TASK STATEMENT: Copy out all lines that hold "name".

------ LISTED ENTRIES ------

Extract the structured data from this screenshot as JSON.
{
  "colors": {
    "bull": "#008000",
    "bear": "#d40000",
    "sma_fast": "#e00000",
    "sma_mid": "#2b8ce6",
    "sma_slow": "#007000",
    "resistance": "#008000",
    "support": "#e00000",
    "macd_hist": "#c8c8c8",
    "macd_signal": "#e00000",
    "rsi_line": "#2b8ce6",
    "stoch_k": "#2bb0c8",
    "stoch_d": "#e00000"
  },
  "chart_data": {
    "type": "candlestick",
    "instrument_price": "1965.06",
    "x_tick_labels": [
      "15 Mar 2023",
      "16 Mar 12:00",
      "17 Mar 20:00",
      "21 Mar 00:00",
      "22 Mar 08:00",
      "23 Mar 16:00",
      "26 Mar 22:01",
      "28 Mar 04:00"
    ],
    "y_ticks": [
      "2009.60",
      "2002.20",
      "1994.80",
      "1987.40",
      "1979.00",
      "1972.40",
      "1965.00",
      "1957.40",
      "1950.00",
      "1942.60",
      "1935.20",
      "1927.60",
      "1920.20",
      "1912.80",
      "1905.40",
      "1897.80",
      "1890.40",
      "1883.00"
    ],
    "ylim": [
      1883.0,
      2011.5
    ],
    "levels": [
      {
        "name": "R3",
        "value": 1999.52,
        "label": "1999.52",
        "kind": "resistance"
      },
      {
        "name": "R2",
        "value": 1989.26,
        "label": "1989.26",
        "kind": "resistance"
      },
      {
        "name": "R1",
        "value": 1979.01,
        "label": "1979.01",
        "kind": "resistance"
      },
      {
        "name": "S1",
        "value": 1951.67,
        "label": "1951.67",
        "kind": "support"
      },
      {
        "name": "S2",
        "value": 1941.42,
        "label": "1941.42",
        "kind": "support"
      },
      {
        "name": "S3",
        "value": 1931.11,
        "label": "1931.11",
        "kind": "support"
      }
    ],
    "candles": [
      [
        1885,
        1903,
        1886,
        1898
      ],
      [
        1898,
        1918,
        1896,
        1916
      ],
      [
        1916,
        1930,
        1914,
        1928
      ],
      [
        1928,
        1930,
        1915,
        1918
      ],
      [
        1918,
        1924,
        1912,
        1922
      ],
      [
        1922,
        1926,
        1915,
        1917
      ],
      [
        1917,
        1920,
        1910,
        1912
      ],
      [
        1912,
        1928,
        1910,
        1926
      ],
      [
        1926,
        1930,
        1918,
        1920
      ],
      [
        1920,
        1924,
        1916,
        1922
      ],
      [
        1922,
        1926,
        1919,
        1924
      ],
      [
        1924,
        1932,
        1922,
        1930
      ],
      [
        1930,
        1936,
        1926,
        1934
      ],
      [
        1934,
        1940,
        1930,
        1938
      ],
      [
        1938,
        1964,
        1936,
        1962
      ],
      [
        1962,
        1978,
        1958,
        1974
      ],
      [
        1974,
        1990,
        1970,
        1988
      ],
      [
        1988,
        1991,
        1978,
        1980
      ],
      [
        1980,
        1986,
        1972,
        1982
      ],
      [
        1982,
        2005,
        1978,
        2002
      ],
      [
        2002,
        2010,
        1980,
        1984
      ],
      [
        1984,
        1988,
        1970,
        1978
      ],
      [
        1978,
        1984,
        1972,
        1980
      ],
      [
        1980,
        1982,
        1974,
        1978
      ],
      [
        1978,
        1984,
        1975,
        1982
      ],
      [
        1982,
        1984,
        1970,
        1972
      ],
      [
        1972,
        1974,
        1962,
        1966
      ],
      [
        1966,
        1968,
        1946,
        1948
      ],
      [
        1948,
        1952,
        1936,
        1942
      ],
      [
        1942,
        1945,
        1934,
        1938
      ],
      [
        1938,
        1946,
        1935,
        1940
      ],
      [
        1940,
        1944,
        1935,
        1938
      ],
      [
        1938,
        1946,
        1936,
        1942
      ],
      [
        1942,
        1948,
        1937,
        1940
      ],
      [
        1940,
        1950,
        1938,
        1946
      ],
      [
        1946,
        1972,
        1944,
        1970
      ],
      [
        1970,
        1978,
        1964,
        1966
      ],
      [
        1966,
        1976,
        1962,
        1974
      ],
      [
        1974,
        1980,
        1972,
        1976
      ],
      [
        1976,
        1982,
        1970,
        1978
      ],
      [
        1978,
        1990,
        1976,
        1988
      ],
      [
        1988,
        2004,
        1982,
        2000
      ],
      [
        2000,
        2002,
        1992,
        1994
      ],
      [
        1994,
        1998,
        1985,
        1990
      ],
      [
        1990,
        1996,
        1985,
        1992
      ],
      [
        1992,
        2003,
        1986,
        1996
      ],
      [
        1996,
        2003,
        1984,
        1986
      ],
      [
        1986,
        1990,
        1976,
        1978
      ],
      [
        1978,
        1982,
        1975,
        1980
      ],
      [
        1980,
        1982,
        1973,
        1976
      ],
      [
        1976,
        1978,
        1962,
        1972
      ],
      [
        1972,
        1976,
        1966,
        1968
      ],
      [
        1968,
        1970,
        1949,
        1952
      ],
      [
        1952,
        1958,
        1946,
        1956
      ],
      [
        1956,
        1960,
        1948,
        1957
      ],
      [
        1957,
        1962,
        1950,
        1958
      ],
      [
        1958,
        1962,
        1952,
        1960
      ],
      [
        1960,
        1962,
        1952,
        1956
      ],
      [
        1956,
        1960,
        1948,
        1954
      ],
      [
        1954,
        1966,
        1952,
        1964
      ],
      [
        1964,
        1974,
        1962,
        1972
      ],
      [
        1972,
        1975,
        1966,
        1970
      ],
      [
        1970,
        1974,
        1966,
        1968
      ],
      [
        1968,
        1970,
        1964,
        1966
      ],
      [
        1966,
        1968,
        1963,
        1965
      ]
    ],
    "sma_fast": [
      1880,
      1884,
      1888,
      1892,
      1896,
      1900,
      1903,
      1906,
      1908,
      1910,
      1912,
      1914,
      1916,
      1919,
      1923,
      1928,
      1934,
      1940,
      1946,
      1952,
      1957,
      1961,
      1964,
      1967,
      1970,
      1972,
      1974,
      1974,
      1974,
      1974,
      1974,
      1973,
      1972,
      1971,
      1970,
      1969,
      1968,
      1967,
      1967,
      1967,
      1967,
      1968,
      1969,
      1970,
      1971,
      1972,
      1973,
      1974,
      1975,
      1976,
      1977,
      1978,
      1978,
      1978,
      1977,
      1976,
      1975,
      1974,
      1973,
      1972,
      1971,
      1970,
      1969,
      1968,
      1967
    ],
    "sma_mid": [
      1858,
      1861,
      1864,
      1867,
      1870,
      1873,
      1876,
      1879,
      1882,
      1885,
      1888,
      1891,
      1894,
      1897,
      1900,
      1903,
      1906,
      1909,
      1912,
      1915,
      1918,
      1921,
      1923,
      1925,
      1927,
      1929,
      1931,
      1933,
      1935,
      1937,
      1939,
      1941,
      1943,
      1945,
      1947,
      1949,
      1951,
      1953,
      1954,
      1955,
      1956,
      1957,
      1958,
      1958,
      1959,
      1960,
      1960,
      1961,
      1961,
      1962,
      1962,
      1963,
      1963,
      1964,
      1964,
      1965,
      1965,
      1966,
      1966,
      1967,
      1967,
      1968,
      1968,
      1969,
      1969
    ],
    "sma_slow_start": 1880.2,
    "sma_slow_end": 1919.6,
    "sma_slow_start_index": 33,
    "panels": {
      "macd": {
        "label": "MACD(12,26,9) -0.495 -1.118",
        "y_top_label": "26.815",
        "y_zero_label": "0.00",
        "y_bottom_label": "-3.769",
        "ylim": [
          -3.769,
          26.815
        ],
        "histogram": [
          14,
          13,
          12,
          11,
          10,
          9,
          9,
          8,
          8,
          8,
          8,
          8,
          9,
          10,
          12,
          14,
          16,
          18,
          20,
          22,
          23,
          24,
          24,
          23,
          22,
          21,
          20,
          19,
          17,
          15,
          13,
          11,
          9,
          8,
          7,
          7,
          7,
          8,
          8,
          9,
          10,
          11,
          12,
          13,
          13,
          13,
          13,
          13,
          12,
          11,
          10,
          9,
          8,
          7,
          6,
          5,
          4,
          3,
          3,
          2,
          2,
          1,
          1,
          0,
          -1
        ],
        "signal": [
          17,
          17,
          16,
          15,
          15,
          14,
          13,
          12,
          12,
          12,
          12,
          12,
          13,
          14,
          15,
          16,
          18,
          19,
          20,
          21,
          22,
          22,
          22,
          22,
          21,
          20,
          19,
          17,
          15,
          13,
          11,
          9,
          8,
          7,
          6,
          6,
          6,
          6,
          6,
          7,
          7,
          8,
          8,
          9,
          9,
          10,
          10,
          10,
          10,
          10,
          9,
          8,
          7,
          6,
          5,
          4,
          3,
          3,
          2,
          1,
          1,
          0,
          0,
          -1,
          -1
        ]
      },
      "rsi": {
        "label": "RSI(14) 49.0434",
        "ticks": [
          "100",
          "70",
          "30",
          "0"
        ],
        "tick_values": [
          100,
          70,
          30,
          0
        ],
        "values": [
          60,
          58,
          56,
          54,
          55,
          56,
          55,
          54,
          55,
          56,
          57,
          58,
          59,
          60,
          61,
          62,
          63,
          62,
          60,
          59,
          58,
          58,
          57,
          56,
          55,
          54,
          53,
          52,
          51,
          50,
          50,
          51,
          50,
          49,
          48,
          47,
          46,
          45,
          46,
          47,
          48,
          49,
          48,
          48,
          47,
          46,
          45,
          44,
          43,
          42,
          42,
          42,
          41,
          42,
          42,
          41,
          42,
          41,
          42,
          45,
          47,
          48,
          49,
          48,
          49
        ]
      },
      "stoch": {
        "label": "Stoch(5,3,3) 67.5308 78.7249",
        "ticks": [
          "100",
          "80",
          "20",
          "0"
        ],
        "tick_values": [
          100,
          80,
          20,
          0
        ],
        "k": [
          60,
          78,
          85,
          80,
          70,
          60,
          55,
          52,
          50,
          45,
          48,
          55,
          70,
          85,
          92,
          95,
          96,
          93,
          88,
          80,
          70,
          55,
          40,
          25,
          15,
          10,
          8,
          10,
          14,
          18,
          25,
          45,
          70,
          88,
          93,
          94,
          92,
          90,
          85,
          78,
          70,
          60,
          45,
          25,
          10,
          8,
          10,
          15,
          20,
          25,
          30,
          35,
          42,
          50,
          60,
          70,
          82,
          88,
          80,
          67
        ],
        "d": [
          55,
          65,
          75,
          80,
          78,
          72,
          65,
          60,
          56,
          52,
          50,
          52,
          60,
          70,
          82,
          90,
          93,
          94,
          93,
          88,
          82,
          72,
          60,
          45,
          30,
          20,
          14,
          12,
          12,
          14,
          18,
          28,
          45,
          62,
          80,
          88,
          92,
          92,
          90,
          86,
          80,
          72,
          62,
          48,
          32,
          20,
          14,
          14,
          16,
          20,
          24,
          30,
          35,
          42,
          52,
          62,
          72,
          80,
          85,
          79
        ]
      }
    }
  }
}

------

TASK ANSWER:
        "name": "R3",
        "name": "R2",
        "name": "R1",
        "name": "S1",
        "name": "S2",
        "name": "S3",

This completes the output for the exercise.